* [Direction] Copy the lines holding the word "circle", all of them.

(begin)

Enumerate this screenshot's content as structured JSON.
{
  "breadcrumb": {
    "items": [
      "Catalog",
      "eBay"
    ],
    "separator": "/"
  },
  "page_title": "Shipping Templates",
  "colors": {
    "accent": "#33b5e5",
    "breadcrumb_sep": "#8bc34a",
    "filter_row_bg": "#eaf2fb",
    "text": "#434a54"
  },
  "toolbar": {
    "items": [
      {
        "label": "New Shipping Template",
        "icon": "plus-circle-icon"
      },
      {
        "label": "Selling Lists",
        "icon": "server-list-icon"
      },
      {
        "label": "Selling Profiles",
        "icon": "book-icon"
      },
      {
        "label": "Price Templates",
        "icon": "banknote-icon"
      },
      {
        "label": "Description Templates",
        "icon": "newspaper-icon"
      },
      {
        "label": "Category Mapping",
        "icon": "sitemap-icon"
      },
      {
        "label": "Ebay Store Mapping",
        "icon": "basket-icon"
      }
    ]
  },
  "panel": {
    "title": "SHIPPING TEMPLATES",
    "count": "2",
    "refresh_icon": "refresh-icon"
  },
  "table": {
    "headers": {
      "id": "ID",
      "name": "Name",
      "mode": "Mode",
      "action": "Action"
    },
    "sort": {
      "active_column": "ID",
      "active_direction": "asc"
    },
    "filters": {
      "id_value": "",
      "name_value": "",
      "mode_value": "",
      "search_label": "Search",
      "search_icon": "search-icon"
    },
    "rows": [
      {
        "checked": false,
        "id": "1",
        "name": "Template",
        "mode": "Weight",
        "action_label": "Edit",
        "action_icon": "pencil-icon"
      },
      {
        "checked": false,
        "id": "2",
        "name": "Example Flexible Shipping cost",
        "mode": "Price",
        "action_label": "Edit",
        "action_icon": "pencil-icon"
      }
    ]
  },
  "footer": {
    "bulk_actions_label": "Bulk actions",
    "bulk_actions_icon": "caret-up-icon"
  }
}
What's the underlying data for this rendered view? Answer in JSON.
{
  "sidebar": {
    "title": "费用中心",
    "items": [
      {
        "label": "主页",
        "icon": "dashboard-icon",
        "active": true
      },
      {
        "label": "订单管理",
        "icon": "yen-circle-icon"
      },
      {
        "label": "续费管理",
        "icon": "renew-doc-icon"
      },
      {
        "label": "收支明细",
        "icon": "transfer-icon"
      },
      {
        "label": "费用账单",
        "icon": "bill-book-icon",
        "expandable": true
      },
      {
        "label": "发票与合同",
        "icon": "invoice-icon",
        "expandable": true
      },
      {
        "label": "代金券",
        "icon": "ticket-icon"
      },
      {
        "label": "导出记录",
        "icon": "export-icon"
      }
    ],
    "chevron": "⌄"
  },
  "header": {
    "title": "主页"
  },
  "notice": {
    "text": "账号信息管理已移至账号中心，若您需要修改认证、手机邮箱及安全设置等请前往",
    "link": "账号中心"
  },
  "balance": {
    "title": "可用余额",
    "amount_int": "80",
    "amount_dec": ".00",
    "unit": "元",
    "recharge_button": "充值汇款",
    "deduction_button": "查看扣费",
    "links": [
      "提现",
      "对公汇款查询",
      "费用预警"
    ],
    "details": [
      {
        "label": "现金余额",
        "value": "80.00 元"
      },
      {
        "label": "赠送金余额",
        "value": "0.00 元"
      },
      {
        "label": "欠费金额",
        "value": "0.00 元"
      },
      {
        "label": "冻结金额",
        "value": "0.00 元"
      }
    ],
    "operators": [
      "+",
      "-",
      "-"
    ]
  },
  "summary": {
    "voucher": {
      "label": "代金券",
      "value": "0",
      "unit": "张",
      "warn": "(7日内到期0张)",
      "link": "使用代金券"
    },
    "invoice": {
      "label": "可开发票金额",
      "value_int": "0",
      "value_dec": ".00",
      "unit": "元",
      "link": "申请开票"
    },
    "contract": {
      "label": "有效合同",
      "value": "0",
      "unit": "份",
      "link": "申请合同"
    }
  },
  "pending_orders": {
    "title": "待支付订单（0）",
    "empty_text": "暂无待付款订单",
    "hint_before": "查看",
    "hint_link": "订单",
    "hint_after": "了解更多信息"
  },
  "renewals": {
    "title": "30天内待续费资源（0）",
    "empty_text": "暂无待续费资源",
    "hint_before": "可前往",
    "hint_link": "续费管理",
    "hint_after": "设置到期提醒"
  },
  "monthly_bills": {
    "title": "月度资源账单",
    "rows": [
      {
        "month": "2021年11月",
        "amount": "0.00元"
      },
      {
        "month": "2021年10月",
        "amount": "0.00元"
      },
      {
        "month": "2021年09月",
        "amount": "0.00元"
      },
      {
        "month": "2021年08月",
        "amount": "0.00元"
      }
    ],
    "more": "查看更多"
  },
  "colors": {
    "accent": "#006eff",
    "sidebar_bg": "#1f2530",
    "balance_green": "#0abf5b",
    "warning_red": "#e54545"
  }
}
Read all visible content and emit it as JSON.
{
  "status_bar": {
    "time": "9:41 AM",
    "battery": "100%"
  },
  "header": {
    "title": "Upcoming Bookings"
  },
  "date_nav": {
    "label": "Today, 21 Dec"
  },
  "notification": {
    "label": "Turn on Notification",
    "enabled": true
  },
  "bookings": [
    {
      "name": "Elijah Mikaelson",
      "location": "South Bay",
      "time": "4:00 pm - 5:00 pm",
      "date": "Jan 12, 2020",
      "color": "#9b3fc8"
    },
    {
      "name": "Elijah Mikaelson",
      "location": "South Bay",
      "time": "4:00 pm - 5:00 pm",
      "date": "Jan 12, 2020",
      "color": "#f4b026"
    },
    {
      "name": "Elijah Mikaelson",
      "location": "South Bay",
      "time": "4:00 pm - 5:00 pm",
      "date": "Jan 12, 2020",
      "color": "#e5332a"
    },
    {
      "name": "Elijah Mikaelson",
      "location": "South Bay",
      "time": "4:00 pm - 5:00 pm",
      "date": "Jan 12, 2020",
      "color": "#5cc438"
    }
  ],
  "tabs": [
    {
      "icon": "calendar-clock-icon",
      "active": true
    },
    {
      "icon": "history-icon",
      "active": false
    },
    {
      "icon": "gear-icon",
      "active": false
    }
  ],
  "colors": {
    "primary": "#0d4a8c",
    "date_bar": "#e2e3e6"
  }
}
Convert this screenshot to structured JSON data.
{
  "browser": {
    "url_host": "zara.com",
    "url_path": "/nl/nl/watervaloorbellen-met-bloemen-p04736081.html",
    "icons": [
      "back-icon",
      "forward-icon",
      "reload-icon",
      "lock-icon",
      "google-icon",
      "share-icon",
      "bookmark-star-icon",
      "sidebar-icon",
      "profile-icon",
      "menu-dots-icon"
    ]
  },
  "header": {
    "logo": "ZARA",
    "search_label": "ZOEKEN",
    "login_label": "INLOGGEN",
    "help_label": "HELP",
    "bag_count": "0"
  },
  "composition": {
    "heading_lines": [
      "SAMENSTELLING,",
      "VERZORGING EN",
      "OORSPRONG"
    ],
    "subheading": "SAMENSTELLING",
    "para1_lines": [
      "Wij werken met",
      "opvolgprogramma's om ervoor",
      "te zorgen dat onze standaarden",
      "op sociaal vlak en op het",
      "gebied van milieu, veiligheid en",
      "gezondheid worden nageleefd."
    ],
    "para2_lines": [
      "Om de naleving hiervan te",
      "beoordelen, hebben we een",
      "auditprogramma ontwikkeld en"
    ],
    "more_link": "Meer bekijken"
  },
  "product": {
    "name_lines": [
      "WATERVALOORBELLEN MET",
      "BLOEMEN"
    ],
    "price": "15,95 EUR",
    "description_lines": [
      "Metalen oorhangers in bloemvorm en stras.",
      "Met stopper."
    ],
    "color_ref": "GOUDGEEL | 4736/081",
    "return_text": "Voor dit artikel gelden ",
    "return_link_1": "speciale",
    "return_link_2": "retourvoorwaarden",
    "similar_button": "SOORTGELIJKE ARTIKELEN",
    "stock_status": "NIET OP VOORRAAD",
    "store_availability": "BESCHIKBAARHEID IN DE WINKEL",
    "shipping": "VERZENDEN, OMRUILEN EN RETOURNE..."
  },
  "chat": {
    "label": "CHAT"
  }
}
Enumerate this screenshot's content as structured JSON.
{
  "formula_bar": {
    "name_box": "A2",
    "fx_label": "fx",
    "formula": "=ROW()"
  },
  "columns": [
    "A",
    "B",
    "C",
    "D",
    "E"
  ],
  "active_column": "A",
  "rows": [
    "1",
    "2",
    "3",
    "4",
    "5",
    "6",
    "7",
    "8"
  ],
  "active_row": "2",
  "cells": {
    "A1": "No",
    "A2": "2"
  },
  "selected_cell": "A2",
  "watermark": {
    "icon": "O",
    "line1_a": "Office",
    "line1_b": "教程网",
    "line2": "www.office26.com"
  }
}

(end)

* [In response]
        "icon": "plus-circle-icon"
        "icon": "yen-circle-icon"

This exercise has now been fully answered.